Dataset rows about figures
◇ ◇ ◇

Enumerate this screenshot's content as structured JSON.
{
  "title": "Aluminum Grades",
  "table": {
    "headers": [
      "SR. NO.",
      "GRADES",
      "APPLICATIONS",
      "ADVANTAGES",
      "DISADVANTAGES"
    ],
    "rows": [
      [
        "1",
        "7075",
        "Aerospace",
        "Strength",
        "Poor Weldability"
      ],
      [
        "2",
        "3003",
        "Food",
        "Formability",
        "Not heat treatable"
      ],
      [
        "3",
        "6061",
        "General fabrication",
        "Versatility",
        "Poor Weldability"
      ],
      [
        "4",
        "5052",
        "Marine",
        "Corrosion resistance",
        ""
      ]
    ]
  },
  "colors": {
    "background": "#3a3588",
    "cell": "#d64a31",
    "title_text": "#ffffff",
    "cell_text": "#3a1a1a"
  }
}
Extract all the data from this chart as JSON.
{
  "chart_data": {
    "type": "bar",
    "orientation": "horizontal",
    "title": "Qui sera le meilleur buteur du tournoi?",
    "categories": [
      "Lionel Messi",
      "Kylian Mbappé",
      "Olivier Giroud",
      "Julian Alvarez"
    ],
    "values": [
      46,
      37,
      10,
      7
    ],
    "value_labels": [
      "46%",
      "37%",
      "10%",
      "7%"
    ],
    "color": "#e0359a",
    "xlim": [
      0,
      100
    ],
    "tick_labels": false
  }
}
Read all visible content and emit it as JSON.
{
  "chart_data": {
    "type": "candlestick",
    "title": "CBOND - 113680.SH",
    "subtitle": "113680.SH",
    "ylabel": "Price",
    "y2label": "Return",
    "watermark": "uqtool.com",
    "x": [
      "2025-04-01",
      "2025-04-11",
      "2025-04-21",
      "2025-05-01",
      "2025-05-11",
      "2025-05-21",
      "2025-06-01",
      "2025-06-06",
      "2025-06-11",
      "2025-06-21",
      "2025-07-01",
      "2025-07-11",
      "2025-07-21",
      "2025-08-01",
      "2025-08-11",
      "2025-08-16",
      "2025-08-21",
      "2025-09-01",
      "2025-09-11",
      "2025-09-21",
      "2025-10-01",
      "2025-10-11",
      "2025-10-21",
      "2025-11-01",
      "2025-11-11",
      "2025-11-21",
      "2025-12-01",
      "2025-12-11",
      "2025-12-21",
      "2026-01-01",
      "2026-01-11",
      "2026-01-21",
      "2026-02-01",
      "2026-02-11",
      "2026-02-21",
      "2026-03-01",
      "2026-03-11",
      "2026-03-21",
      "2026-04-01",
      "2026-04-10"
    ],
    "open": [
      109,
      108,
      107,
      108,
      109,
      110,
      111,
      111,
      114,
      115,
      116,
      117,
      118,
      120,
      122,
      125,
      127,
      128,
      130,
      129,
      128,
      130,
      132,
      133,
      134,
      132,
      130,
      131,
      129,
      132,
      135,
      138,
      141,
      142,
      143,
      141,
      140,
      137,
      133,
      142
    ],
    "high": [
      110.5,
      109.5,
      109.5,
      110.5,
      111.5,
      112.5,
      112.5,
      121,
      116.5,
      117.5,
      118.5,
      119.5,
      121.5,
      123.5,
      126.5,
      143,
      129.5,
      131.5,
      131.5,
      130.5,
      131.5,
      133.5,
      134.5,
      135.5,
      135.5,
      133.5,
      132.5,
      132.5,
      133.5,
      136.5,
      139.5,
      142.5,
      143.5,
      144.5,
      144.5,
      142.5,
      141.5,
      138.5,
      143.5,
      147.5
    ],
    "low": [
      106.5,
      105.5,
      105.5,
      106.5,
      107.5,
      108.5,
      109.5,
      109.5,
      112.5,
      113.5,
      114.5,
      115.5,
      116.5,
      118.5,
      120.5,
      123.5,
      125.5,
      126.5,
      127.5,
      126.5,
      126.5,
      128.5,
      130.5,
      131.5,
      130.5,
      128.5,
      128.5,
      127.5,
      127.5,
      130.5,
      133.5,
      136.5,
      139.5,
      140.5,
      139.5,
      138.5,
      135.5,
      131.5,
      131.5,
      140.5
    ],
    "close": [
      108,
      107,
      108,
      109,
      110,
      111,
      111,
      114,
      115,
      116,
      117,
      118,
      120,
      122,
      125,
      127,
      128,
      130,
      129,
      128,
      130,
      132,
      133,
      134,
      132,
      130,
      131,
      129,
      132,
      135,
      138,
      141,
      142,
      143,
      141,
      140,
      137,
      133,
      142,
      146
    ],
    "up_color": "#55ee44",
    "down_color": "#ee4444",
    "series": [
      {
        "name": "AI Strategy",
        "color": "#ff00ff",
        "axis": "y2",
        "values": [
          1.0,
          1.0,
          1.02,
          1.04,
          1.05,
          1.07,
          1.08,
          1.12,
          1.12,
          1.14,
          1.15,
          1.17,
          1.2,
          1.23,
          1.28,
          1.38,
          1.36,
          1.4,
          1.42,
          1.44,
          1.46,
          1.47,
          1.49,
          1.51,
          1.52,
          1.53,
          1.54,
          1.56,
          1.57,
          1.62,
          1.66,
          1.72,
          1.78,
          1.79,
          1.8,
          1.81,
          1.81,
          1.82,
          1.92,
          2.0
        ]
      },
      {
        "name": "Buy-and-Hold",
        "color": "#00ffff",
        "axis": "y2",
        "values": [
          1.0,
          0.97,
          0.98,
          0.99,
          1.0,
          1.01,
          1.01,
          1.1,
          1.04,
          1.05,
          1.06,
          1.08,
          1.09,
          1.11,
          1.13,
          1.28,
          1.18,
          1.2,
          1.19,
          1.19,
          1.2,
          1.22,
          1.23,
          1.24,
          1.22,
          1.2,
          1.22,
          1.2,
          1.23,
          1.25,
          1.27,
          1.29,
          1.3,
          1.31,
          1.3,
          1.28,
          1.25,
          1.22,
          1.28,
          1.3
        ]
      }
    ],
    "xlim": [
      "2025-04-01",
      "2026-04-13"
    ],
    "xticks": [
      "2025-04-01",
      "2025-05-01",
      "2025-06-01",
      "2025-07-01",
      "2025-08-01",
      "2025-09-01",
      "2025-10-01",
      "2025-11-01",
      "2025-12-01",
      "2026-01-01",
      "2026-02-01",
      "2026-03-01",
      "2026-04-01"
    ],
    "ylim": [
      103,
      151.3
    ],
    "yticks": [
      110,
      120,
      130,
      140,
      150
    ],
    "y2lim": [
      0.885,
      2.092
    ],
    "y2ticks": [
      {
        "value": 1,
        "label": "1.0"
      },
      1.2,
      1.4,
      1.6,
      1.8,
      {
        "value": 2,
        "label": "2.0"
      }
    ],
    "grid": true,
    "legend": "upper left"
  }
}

◇ ◇ ◇

## [Set problem]
Write out the whole listing exactly.

## [Problem solution]
Enumerate this screenshot's content as structured JSON.
{
  "title": "Aluminum Grades",
  "table": {
    "headers": [
      "SR. NO.",
      "GRADES",
      "APPLICATIONS",
      "ADVANTAGES",
      "DISADVANTAGES"
    ],
    "rows": [
      [
        "1",
        "7075",
        "Aerospace",
        "Strength",
        "Poor Weldability"
      ],
      [
        "2",
        "3003",
        "Food",
        "Formability",
        "Not heat treatable"
      ],
      [
        "3",
        "6061",
        "General fabrication",
        "Versatility",
        "Poor Weldability"
      ],
      [
        "4",
        "5052",
        "Marine",
        "Corrosion resistance",
        ""
      ]
    ]
  },
  "colors": {
    "background": "#3a3588",
    "cell": "#d64a31",
    "title_text": "#ffffff",
    "cell_text": "#3a1a1a"
  }
}
Extract all the data from this chart as JSON.
{
  "chart_data": {
    "type": "bar",
    "orientation": "horizontal",
    "title": "Qui sera le meilleur buteur du tournoi?",
    "categories": [
      "Lionel Messi",
      "Kylian Mbappé",
      "Olivier Giroud",
      "Julian Alvarez"
    ],
    "values": [
      46,
      37,
      10,
      7
    ],
    "value_labels": [
      "46%",
      "37%",
      "10%",
      "7%"
    ],
    "color": "#e0359a",
    "xlim": [
      0,
      100
    ],
    "tick_labels": false
  }
}
Read all visible content and emit it as JSON.
{
  "chart_data": {
    "type": "candlestick",
    "title": "CBOND - 113680.SH",
    "subtitle": "113680.SH",
    "ylabel": "Price",
    "y2label": "Return",
    "watermark": "uqtool.com",
    "x": [
      "2025-04-01",
      "2025-04-11",
      "2025-04-21",
      "2025-05-01",
      "2025-05-11",
      "2025-05-21",
      "2025-06-01",
      "2025-06-06",
      "2025-06-11",
      "2025-06-21",
      "2025-07-01",
      "2025-07-11",
      "2025-07-21",
      "2025-08-01",
      "2025-08-11",
      "2025-08-16",
      "2025-08-21",
      "2025-09-01",
      "2025-09-11",
      "2025-09-21",
      "2025-10-01",
      "2025-10-11",
      "2025-10-21",
      "2025-11-01",
      "2025-11-11",
      "2025-11-21",
      "2025-12-01",
      "2025-12-11",
      "2025-12-21",
      "2026-01-01",
      "2026-01-11",
      "2026-01-21",
      "2026-02-01",
      "2026-02-11",
      "2026-02-21",
      "2026-03-01",
      "2026-03-11",
      "2026-03-21",
      "2026-04-01",
      "2026-04-10"
    ],
    "open": [
      109,
      108,
      107,
      108,
      109,
      110,
      111,
      111,
      114,
      115,
      116,
      117,
      118,
      120,
      122,
      125,
      127,
      128,
      130,
      129,
      128,
      130,
      132,
      133,
      134,
      132,
      130,
      131,
      129,
      132,
      135,
      138,
      141,
      142,
      143,
      141,
      140,
      137,
      133,
      142
    ],
    "high": [
      110.5,
      109.5,
      109.5,
      110.5,
      111.5,
      112.5,
      112.5,
      121,
      116.5,
      117.5,
      118.5,
      119.5,
      121.5,
      123.5,
      126.5,
      143,
      129.5,
      131.5,
      131.5,
      130.5,
      131.5,
      133.5,
      134.5,
      135.5,
      135.5,
      133.5,
      132.5,
      132.5,
      133.5,
      136.5,
      139.5,
      142.5,
      143.5,
      144.5,
      144.5,
      142.5,
      141.5,
      138.5,
      143.5,
      147.5
    ],
    "low": [
      106.5,
      105.5,
      105.5,
      106.5,
      107.5,
      108.5,
      109.5,
      109.5,
      112.5,
      113.5,
      114.5,
      115.5,
      116.5,
      118.5,
      120.5,
      123.5,
      125.5,
      126.5,
      127.5,
      126.5,
      126.5,
      128.5,
      130.5,
      131.5,
      130.5,
      128.5,
      128.5,
      127.5,
      127.5,
      130.5,
      133.5,
      136.5,
      139.5,
      140.5,
      139.5,
      138.5,
      135.5,
      131.5,
      131.5,
      140.5
    ],
    "close": [
      108,
      107,
      108,
      109,
      110,
      111,
      111,
      114,
      115,
      116,
      117,
      118,
      120,
      122,
      125,
      127,
      128,
      130,
      129,
      128,
      130,
      132,
      133,
      134,
      132,
      130,
      131,
      129,
      132,
      135,
      138,
      141,
      142,
      143,
      141,
      140,
      137,
      133,
      142,
      146
    ],
    "up_color": "#55ee44",
    "down_color": "#ee4444",
    "series": [
      {
        "name": "AI Strategy",
        "color": "#ff00ff",
        "axis": "y2",
        "values": [
          1.0,
          1.0,
          1.02,
          1.04,
          1.05,
          1.07,
          1.08,
          1.12,
          1.12,
          1.14,
          1.15,
          1.17,
          1.2,
          1.23,
          1.28,
          1.38,
          1.36,
          1.4,
          1.42,
          1.44,
          1.46,
          1.47,
          1.49,
          1.51,
          1.52,
          1.53,
          1.54,
          1.56,
          1.57,
          1.62,
          1.66,
          1.72,
          1.78,
          1.79,
          1.8,
          1.81,
          1.81,
          1.82,
          1.92,
          2.0
        ]
      },
      {
        "name": "Buy-and-Hold",
        "color": "#00ffff",
        "axis": "y2",
        "values": [
          1.0,
          0.97,
          0.98,
          0.99,
          1.0,
          1.01,
          1.01,
          1.1,
          1.04,
          1.05,
          1.06,
          1.08,
          1.09,
          1.11,
          1.13,
          1.28,
          1.18,
          1.2,
          1.19,
          1.19,
          1.2,
          1.22,
          1.23,
          1.24,
          1.22,
          1.2,
          1.22,
          1.2,
          1.23,
          1.25,
          1.27,
          1.29,
          1.3,
          1.31,
          1.3,
          1.28,
          1.25,
          1.22,
          1.28,
          1.3
        ]
      }
    ],
    "xlim": [
      "2025-04-01",
      "2026-04-13"
    ],
    "xticks": [
      "2025-04-01",
      "2025-05-01",
      "2025-06-01",
      "2025-07-01",
      "2025-08-01",
      "2025-09-01",
      "2025-10-01",
      "2025-11-01",
      "2025-12-01",
      "2026-01-01",
      "2026-02-01",
      "2026-03-01",
      "2026-04-01"
    ],
    "ylim": [
      103,
      151.3
    ],
    "yticks": [
      110,
      120,
      130,
      140,
      150
    ],
    "y2lim": [
      0.885,
      2.092
    ],
    "y2ticks": [
      {
        "value": 1,
        "label": "1.0"
      },
      1.2,
      1.4,
      1.6,
      1.8,
      {
        "value": 2,
        "label": "2.0"
      }
    ],
    "grid": true,
    "legend": "upper left"
  }
}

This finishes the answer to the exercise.